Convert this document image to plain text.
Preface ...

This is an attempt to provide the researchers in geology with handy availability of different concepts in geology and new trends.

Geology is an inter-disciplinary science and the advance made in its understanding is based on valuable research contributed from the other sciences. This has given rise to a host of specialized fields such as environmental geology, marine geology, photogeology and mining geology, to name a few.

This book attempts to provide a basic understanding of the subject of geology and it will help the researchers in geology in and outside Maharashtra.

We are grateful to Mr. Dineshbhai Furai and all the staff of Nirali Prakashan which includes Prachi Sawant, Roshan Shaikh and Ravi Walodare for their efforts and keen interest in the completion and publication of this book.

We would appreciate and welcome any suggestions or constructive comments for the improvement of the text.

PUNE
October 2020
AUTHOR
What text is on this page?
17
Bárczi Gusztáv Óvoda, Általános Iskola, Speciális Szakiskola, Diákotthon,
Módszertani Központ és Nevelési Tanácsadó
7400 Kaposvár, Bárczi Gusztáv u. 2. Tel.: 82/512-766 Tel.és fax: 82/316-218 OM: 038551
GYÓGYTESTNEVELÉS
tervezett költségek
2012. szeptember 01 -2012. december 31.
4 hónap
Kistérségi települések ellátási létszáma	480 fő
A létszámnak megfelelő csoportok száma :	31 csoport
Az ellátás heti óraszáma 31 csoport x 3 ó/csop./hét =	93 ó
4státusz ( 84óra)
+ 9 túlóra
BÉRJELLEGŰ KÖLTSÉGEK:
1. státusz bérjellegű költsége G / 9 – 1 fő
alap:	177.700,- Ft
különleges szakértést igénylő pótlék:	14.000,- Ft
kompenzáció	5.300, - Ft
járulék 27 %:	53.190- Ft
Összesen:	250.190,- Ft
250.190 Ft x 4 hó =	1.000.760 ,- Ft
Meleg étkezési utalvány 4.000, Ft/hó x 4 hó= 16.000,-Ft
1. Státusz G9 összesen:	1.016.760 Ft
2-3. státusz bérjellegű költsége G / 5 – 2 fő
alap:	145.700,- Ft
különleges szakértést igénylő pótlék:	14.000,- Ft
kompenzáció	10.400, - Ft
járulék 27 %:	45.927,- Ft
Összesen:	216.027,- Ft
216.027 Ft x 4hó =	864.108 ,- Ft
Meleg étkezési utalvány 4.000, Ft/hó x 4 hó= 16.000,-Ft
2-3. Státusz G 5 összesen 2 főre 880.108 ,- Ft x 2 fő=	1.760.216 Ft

################

> **Instructions to follow**:
What is needed here is an exact reproduction of all the entries.

> **Answer in full**:
Convert this document image to plain text.
Preface ...

This is an attempt to provide the researchers in geology with handy availability of different concepts in geology and new trends.

Geology is an inter-disciplinary science and the advance made in its understanding is based on valuable research contributed from the other sciences. This has given rise to a host of specialized fields such as environmental geology, marine geology, photogeology and mining geology, to name a few.

This book attempts to provide a basic understanding of the subject of geology and it will help the researchers in geology in and outside Maharashtra.

We are grateful to Mr. Dineshbhai Furai and all the staff of Nirali Prakashan which includes Prachi Sawant, Roshan Shaikh and Ravi Walodare for their efforts and keen interest in the completion and publication of this book.

We would appreciate and welcome any suggestions or constructive comments for the improvement of the text.

PUNE
October 2020
AUTHOR
What text is on this page?
17
Bárczi Gusztáv Óvoda, Általános Iskola, Speciális Szakiskola, Diákotthon,
Módszertani Központ és Nevelési Tanácsadó
7400 Kaposvár, Bárczi Gusztáv u. 2. Tel.: 82/512-766 Tel.és fax: 82/316-218 OM: 038551
GYÓGYTESTNEVELÉS
tervezett költségek
2012. szeptember 01 -2012. december 31.
4 hónap
Kistérségi települések ellátási létszáma	480 fő
A létszámnak megfelelő csoportok száma :	31 csoport
Az ellátás heti óraszáma 31 csoport x 3 ó/csop./hét =	93 ó
4státusz ( 84óra)
+ 9 túlóra
BÉRJELLEGŰ KÖLTSÉGEK:
1. státusz bérjellegű költsége G / 9 – 1 fő
alap:	177.700,- Ft
különleges szakértést igénylő pótlék:	14.000,- Ft
kompenzáció	5.300, - Ft
járulék 27 %:	53.190- Ft
Összesen:	250.190,- Ft
250.190 Ft x 4 hó =	1.000.760 ,- Ft
Meleg étkezési utalvány 4.000, Ft/hó x 4 hó= 16.000,-Ft
1. Státusz G9 összesen:	1.016.760 Ft
2-3. státusz bérjellegű költsége G / 5 – 2 fő
alap:	145.700,- Ft
különleges szakértést igénylő pótlék:	14.000,- Ft
kompenzáció	10.400, - Ft
járulék 27 %:	45.927,- Ft
Összesen:	216.027,- Ft
216.027 Ft x 4hó =	864.108 ,- Ft
Meleg étkezési utalvány 4.000, Ft/hó x 4 hó= 16.000,-Ft
2-3. Státusz G 5 összesen 2 főre 880.108 ,- Ft x 2 fő=	1.760.216 Ft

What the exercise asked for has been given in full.